* **What you need to do**
Write out all the entries word for word, but skip any images.

* **The data**
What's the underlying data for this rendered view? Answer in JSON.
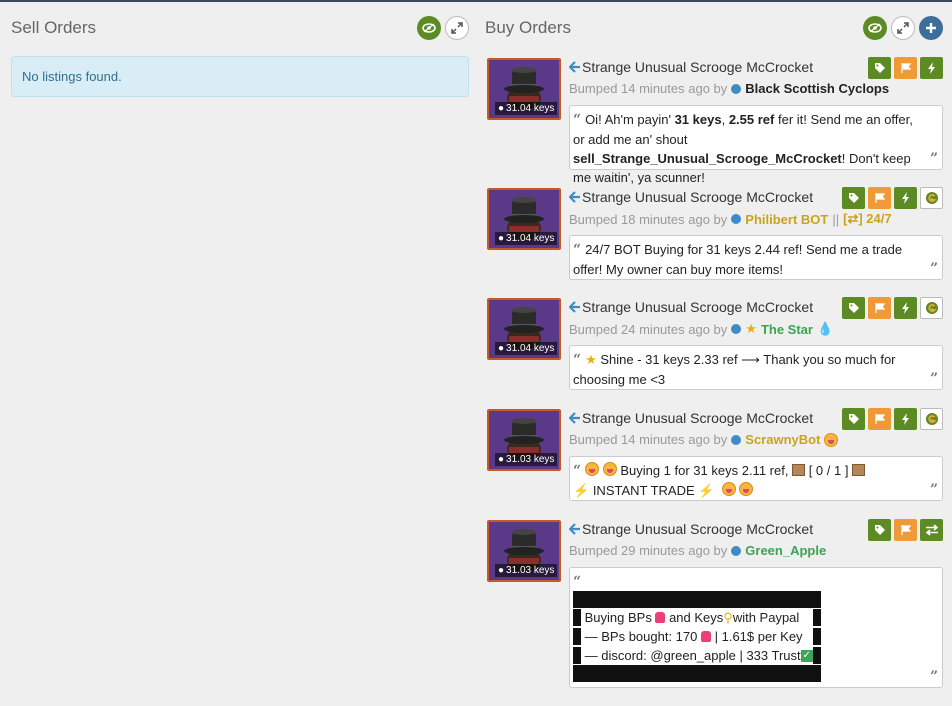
{
  "sell": {
    "title": "Sell Orders",
    "empty_text": "No listings found."
  },
  "buy": {
    "title": "Buy Orders",
    "listings": [
      {
        "price": "31.04 keys",
        "item_name": "Strange Unusual Scrooge McCrocket",
        "bumped_prefix": "Bumped 14 minutes ago by",
        "user": "Black Scottish Cyclops",
        "msg": {
          "a": "Oi! Ah'm payin' ",
          "b": "31 keys",
          "c": ", ",
          "d": "2.55 ref",
          "e": " fer it! Send me an offer, or add me an' shout ",
          "f": "sell_Strange_Unusual_Scrooge_McCrocket",
          "g": "! Don't keep me waitin', ya scunner!"
        }
      },
      {
        "price": "31.04 keys",
        "item_name": "Strange Unusual Scrooge McCrocket",
        "bumped_prefix": "Bumped 18 minutes ago by",
        "user": "Philibert BOT",
        "user_suffix_sep": "||",
        "user_suffix": "[⇄] 24/7",
        "msg": "24/7 BOT Buying for 31 keys 2.44 ref! Send me a trade offer! My owner can buy more items!"
      },
      {
        "price": "31.04 keys",
        "item_name": "Strange Unusual Scrooge McCrocket",
        "bumped_prefix": "Bumped 24 minutes ago by",
        "user": "The Star",
        "msg": "Shine - 31 keys 2.33 ref ⟶ Thank you so much for choosing me <3"
      },
      {
        "price": "31.03 keys",
        "item_name": "Strange Unusual Scrooge McCrocket",
        "bumped_prefix": "Bumped 14 minutes ago by",
        "user": "ScrawnyBot",
        "msg_a": "Buying 1 for 31 keys 2.11 ref,",
        "msg_b": "[ 0 / 1 ]",
        "msg_c": "INSTANT TRADE"
      },
      {
        "price": "31.03 keys",
        "item_name": "Strange Unusual Scrooge McCrocket",
        "bumped_prefix": "Bumped 29 minutes ago by",
        "user": "Green_Apple",
        "lines": [
          "Buying BPs",
          "and Keys",
          "with Paypal",
          "— BPs bought: 170",
          "| 1.61$ per Key",
          "— discord: @green_apple | 333 Trust"
        ]
      }
    ]
  },
  "icons": {
    "visibility": "eye-icon",
    "expand": "expand-icon",
    "add": "plus-icon",
    "tag": "tag-icon",
    "flag": "flag-icon",
    "bolt": "bolt-icon",
    "trade": "trade-arrows-icon",
    "profile": "g-badge-icon"
  },
  "colors": {
    "green": "#5b8b22",
    "orange": "#ef9a36",
    "blue": "#3d6d9a",
    "quality_border": "#c55a22",
    "item_bg": "#5a3a88",
    "info_bg": "#d9edf7"
  }
}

* **Response**
What's the underlying data for this rendered view? Answer in JSON.
{
  "sell": {
    "title": "Sell Orders",
    "empty_text": "No listings found."
  },
  "buy": {
    "title": "Buy Orders",
    "listings": [
      {
        "price": "31.04 keys",
        "item_name": "Strange Unusual Scrooge McCrocket",
        "bumped_prefix": "Bumped 14 minutes ago by",
        "user": "Black Scottish Cyclops",
        "msg": {
          "a": "Oi! Ah'm payin' ",
          "b": "31 keys",
          "c": ", ",
          "d": "2.55 ref",
          "e": " fer it! Send me an offer, or add me an' shout ",
          "f": "sell_Strange_Unusual_Scrooge_McCrocket",
          "g": "! Don't keep me waitin', ya scunner!"
        }
      },
      {
        "price": "31.04 keys",
        "item_name": "Strange Unusual Scrooge McCrocket",
        "bumped_prefix": "Bumped 18 minutes ago by",
        "user": "Philibert BOT",
        "user_suffix_sep": "||",
        "user_suffix": "[⇄] 24/7",
        "msg": "24/7 BOT Buying for 31 keys 2.44 ref! Send me a trade offer! My owner can buy more items!"
      },
      {
        "price": "31.04 keys",
        "item_name": "Strange Unusual Scrooge McCrocket",
        "bumped_prefix": "Bumped 24 minutes ago by",
        "user": "The Star",
        "msg": "Shine - 31 keys 2.33 ref ⟶ Thank you so much for choosing me <3"
      },
      {
        "price": "31.03 keys",
        "item_name": "Strange Unusual Scrooge McCrocket",
        "bumped_prefix": "Bumped 14 minutes ago by",
        "user": "ScrawnyBot",
        "msg_a": "Buying 1 for 31 keys 2.11 ref,",
        "msg_b": "[ 0 / 1 ]",
        "msg_c": "INSTANT TRADE"
      },
      {
        "price": "31.03 keys",
        "item_name": "Strange Unusual Scrooge McCrocket",
        "bumped_prefix": "Bumped 29 minutes ago by",
        "user": "Green_Apple",
        "lines": [
          "Buying BPs",
          "and Keys",
          "with Paypal",
          "— BPs bought: 170",
          "| 1.61$ per Key",
          "— discord: @green_apple | 333 Trust"
        ]
      }
    ]
  },
  "icons": {
    "visibility": "eye-icon",
    "expand": "expand-icon",
    "add": "plus-icon",
    "tag": "tag-icon",
    "flag": "flag-icon",
    "bolt": "bolt-icon",
    "trade": "trade-arrows-icon",
    "profile": "g-badge-icon"
  },
  "colors": {
    "green": "#5b8b22",
    "orange": "#ef9a36",
    "blue": "#3d6d9a",
    "quality_border": "#c55a22",
    "item_bg": "#5a3a88",
    "info_bg": "#d9edf7"
  }
}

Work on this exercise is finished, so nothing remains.